(Task prompt) Without the pictures, print each of the records below exactly as it appears.

(Records to process)
= = = =

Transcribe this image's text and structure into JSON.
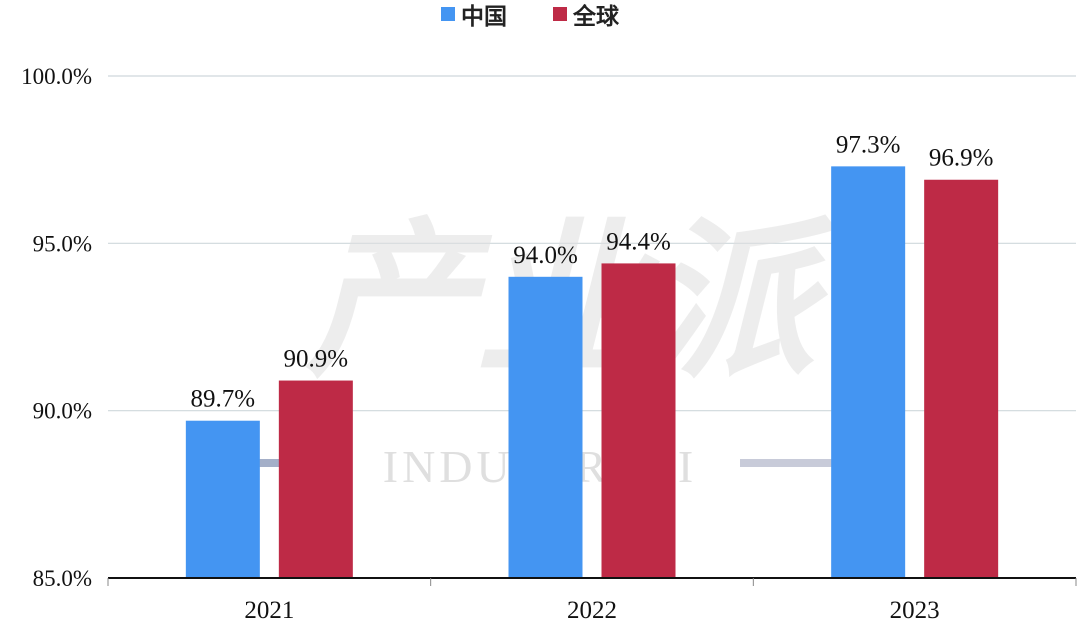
{
  "chart_data": {
    "type": "bar",
    "categories": [
      "2021",
      "2022",
      "2023"
    ],
    "series": [
      {
        "name": "中国",
        "values": [
          89.7,
          94.0,
          97.3
        ],
        "color": "#4495f2"
      },
      {
        "name": "全球",
        "values": [
          90.9,
          94.4,
          96.9
        ],
        "color": "#be2a46"
      }
    ],
    "data_labels": [
      [
        "89.7%",
        "94.0%",
        "97.3%"
      ],
      [
        "90.9%",
        "94.4%",
        "96.9%"
      ]
    ],
    "y_ticks": [
      85,
      90,
      95,
      100
    ],
    "y_tick_labels": [
      "85.0%",
      "90.0%",
      "95.0%",
      "100.0%"
    ],
    "ylim": [
      85,
      100
    ],
    "grid": true,
    "legend_position": "top-center",
    "title": "",
    "xlabel": "",
    "ylabel": ""
  },
  "watermark": {
    "main": "产业派",
    "sub": "INDUSTRY II"
  }
}
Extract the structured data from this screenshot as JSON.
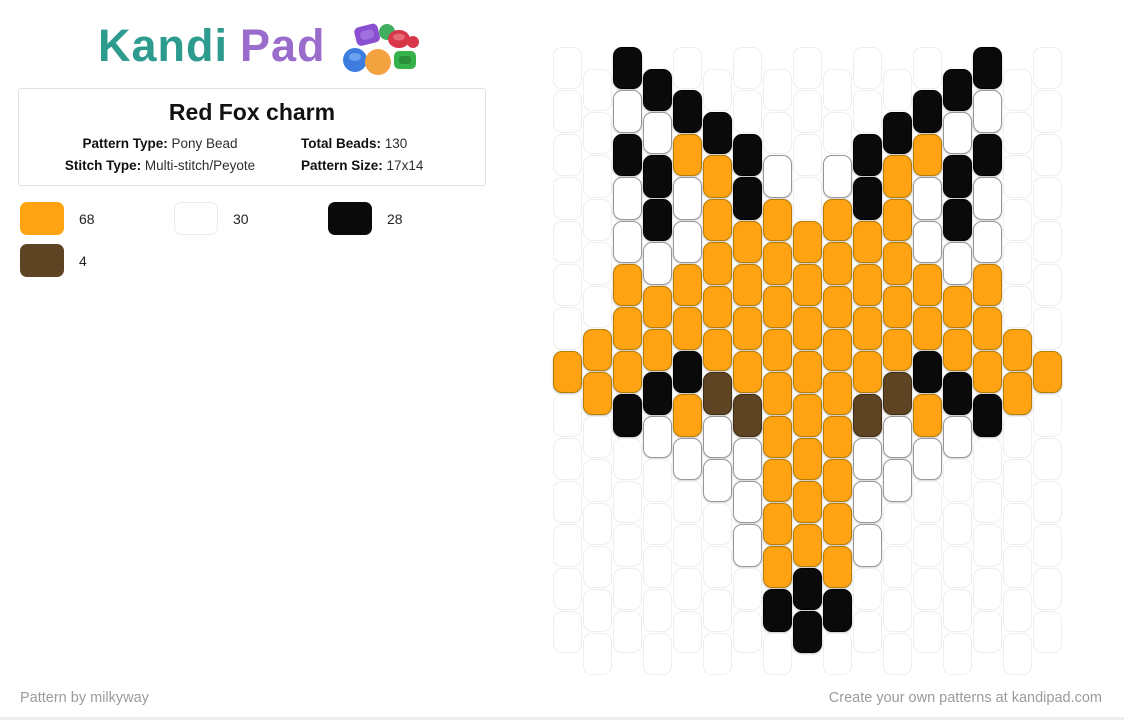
{
  "logo": {
    "primary": "Kandi",
    "secondary": "Pad"
  },
  "card": {
    "title": "Red Fox charm",
    "meta": [
      {
        "label": "Pattern Type:",
        "value": "Pony Bead"
      },
      {
        "label": "Total Beads:",
        "value": "130"
      },
      {
        "label": "Stitch Type:",
        "value": "Multi-stitch/Peyote"
      },
      {
        "label": "Pattern Size:",
        "value": "17x14"
      }
    ]
  },
  "legend": {
    "colors": {
      "orange": "#FFA312",
      "white": "#FFFFFF",
      "black": "#0A0A0A",
      "brown": "#5E4423"
    },
    "items": [
      {
        "name": "orange",
        "count": "68"
      },
      {
        "name": "white",
        "count": "30"
      },
      {
        "name": "black",
        "count": "28"
      },
      {
        "name": "brown",
        "count": "4"
      }
    ]
  },
  "chart_data": {
    "type": "heatmap",
    "title": "Red Fox charm bead pattern",
    "grid_cols": 17,
    "grid_rows": 14,
    "stitch": "peyote (odd columns offset half a bead down)",
    "cell_key": {
      ".": "empty",
      "O": "orange",
      "W": "white",
      "K": "black",
      "B": "brown"
    },
    "columns": [
      ".......O......",
      "......OO......",
      "KWKWWOOOK.....",
      "KWKKWOOKW.....",
      ".KOWWOOKOW....",
      ".KOOOOOBWW....",
      "..KKOOOOBWWW..",
      "..WOOOOOOOOOK.",
      "....OOOOOOOOKK",
      "..WOOOOOOOOOK.",
      "..KKOOOOBWWW..",
      ".KOOOOOBWW....",
      ".KOWWOOKOW....",
      "KWKKWOOKW.....",
      "KWKWWOOOK.....",
      "......OO......",
      ".......O......"
    ]
  },
  "footer": {
    "left": "Pattern by milkyway",
    "right": "Create your own patterns at kandipad.com"
  }
}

= = = =

(Correct result)
Transcribe this image's text and structure into JSON.
{
  "chart_data": {
    "type": "bar",
    "categories": [
      "2021",
      "2022",
      "2023"
    ],
    "series": [
      {
        "name": "中国",
        "values": [
          89.7,
          94.0,
          97.3
        ],
        "color": "#4495f2"
      },
      {
        "name": "全球",
        "values": [
          90.9,
          94.4,
          96.9
        ],
        "color": "#be2a46"
      }
    ],
    "data_labels": [
      [
        "89.7%",
        "94.0%",
        "97.3%"
      ],
      [
        "90.9%",
        "94.4%",
        "96.9%"
      ]
    ],
    "y_ticks": [
      85,
      90,
      95,
      100
    ],
    "y_tick_labels": [
      "85.0%",
      "90.0%",
      "95.0%",
      "100.0%"
    ],
    "ylim": [
      85,
      100
    ],
    "grid": true,
    "legend_position": "top-center",
    "title": "",
    "xlabel": "",
    "ylabel": ""
  },
  "watermark": {
    "main": "产业派",
    "sub": "INDUSTRY II"
  }
}
Extract the structured data from this screenshot as JSON.
{
  "logo": {
    "primary": "Kandi",
    "secondary": "Pad"
  },
  "card": {
    "title": "Red Fox charm",
    "meta": [
      {
        "label": "Pattern Type:",
        "value": "Pony Bead"
      },
      {
        "label": "Total Beads:",
        "value": "130"
      },
      {
        "label": "Stitch Type:",
        "value": "Multi-stitch/Peyote"
      },
      {
        "label": "Pattern Size:",
        "value": "17x14"
      }
    ]
  },
  "legend": {
    "colors": {
      "orange": "#FFA312",
      "white": "#FFFFFF",
      "black": "#0A0A0A",
      "brown": "#5E4423"
    },
    "items": [
      {
        "name": "orange",
        "count": "68"
      },
      {
        "name": "white",
        "count": "30"
      },
      {
        "name": "black",
        "count": "28"
      },
      {
        "name": "brown",
        "count": "4"
      }
    ]
  },
  "chart_data": {
    "type": "heatmap",
    "title": "Red Fox charm bead pattern",
    "grid_cols": 17,
    "grid_rows": 14,
    "stitch": "peyote (odd columns offset half a bead down)",
    "cell_key": {
      ".": "empty",
      "O": "orange",
      "W": "white",
      "K": "black",
      "B": "brown"
    },
    "columns": [
      ".......O......",
      "......OO......",
      "KWKWWOOOK.....",
      "KWKKWOOKW.....",
      ".KOWWOOKOW....",
      ".KOOOOOBWW....",
      "..KKOOOOBWWW..",
      "..WOOOOOOOOOK.",
      "....OOOOOOOOKK",
      "..WOOOOOOOOOK.",
      "..KKOOOOBWWW..",
      ".KOOOOOBWW....",
      ".KOWWOOKOW....",
      "KWKKWOOKW.....",
      "KWKWWOOOK.....",
      "......OO......",
      ".......O......"
    ]
  },
  "footer": {
    "left": "Pattern by milkyway",
    "right": "Create your own patterns at kandipad.com"
  }
}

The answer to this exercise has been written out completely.